Instructions to follow:
State how many lines contain "JSON", and write nothing except that count.

------------

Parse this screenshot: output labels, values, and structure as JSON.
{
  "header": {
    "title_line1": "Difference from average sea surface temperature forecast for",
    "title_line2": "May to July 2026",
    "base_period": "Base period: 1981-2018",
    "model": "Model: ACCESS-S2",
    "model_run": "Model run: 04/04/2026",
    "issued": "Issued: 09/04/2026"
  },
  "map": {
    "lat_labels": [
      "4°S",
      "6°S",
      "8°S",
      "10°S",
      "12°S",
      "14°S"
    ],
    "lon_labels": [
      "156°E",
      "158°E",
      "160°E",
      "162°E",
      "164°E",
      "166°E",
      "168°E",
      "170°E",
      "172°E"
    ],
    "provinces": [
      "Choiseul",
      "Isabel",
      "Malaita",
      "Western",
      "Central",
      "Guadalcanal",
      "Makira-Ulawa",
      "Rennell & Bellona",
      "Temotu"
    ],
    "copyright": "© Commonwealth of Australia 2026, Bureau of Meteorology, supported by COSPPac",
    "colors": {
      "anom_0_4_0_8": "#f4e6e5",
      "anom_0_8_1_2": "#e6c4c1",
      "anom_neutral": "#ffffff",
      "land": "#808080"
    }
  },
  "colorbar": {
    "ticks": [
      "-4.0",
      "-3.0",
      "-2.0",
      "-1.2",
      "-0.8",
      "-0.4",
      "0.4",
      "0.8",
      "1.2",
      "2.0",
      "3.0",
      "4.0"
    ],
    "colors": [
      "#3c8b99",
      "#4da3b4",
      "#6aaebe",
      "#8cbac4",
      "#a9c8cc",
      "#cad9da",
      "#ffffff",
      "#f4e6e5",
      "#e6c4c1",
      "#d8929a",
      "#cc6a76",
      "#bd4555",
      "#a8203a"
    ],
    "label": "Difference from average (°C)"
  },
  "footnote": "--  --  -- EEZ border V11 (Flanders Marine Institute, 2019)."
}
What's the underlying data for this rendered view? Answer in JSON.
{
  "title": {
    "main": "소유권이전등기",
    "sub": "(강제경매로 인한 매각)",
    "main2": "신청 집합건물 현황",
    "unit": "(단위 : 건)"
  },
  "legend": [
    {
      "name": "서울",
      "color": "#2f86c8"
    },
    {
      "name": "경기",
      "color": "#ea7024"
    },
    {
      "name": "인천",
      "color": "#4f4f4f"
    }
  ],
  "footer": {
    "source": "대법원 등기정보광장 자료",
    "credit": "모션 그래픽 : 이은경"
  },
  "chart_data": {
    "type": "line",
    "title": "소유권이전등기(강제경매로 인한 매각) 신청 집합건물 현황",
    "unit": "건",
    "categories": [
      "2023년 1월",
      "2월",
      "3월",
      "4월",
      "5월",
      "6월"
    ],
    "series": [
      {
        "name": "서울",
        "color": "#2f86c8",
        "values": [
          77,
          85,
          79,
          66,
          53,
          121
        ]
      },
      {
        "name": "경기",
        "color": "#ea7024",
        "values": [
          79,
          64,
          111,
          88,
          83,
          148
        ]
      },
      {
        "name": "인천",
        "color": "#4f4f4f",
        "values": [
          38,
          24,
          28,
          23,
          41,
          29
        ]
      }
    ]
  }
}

------------

Answer to this problem:
2